[INFORMATION GIVEN Boundary: Start]
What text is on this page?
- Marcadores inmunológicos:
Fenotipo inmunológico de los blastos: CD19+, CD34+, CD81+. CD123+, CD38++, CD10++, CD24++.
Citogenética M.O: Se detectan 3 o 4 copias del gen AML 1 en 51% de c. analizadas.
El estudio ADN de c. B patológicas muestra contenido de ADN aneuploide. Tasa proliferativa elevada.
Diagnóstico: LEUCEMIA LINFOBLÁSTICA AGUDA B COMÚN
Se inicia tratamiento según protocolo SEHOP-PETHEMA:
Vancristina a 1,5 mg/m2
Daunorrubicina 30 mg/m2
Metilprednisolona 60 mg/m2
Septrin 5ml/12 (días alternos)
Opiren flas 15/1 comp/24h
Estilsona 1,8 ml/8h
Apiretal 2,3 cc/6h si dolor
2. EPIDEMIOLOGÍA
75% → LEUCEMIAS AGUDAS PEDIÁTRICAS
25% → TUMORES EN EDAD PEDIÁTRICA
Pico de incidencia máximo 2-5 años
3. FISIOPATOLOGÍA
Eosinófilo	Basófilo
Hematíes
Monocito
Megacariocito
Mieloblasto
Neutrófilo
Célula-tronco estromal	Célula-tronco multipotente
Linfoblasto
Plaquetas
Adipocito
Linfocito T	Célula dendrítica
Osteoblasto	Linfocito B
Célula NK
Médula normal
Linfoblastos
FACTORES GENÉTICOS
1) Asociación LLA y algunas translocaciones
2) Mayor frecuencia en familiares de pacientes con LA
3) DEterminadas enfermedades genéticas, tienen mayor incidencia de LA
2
[INFORMATION GIVEN Boundary: End]
**WORK TASK**
Nothing added, nothing dropped: copy the data above.

**TASK RESPONSE**
What text is on this page?
- Marcadores inmunológicos:
Fenotipo inmunológico de los blastos: CD19+, CD34+, CD81+. CD123+, CD38++, CD10++, CD24++.
Citogenética M.O: Se detectan 3 o 4 copias del gen AML 1 en 51% de c. analizadas.
El estudio ADN de c. B patológicas muestra contenido de ADN aneuploide. Tasa proliferativa elevada.
Diagnóstico: LEUCEMIA LINFOBLÁSTICA AGUDA B COMÚN
Se inicia tratamiento según protocolo SEHOP-PETHEMA:
Vancristina a 1,5 mg/m2
Daunorrubicina 30 mg/m2
Metilprednisolona 60 mg/m2
Septrin 5ml/12 (días alternos)
Opiren flas 15/1 comp/24h
Estilsona 1,8 ml/8h
Apiretal 2,3 cc/6h si dolor
2. EPIDEMIOLOGÍA
75% → LEUCEMIAS AGUDAS PEDIÁTRICAS
25% → TUMORES EN EDAD PEDIÁTRICA
Pico de incidencia máximo 2-5 años
3. FISIOPATOLOGÍA
Eosinófilo	Basófilo
Hematíes
Monocito
Megacariocito
Mieloblasto
Neutrófilo
Célula-tronco estromal	Célula-tronco multipotente
Linfoblasto
Plaquetas
Adipocito
Linfocito T	Célula dendrítica
Osteoblasto	Linfocito B
Célula NK
Médula normal
Linfoblastos
FACTORES GENÉTICOS
1) Asociación LLA y algunas translocaciones
2) Mayor frecuencia en familiares de pacientes con LA
3) DEterminadas enfermedades genéticas, tienen mayor incidencia de LA
2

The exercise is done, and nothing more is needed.